>> BEGIN Data to use
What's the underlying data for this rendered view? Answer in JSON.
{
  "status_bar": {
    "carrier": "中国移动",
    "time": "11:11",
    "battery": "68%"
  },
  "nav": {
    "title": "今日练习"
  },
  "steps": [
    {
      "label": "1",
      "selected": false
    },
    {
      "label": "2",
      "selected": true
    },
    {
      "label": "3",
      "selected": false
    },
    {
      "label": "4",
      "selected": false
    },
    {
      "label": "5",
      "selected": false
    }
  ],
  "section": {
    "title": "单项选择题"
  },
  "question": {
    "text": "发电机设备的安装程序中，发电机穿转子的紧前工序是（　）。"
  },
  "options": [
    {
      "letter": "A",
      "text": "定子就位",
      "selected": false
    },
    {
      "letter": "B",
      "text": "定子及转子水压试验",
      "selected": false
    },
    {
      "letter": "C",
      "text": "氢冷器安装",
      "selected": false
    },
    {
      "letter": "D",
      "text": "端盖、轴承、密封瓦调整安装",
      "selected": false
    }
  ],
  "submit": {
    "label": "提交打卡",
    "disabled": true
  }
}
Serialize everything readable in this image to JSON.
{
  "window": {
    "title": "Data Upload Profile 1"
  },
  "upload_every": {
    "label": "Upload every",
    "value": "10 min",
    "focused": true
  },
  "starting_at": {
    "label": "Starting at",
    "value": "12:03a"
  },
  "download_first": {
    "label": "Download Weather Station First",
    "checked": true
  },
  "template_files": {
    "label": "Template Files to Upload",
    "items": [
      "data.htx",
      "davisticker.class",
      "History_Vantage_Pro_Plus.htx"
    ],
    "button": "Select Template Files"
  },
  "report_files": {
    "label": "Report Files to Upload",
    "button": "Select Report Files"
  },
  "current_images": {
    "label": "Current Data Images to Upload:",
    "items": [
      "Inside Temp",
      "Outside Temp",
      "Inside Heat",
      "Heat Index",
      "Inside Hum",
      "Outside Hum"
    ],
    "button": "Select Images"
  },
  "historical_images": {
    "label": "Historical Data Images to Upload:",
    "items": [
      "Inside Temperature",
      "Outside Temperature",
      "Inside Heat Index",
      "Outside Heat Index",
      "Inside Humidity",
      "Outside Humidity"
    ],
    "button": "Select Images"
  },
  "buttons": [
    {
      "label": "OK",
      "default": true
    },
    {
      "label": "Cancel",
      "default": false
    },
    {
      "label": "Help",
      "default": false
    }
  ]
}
>> END Data to use
▸ **Direction**
Copy out every line in the entries above that holds "Inside".

▸ **Answer for this exercise**
      "Inside Temp",
      "Inside Heat",
      "Inside Hum",
      "Inside Temperature",
      "Inside Heat Index",
      "Inside Humidity",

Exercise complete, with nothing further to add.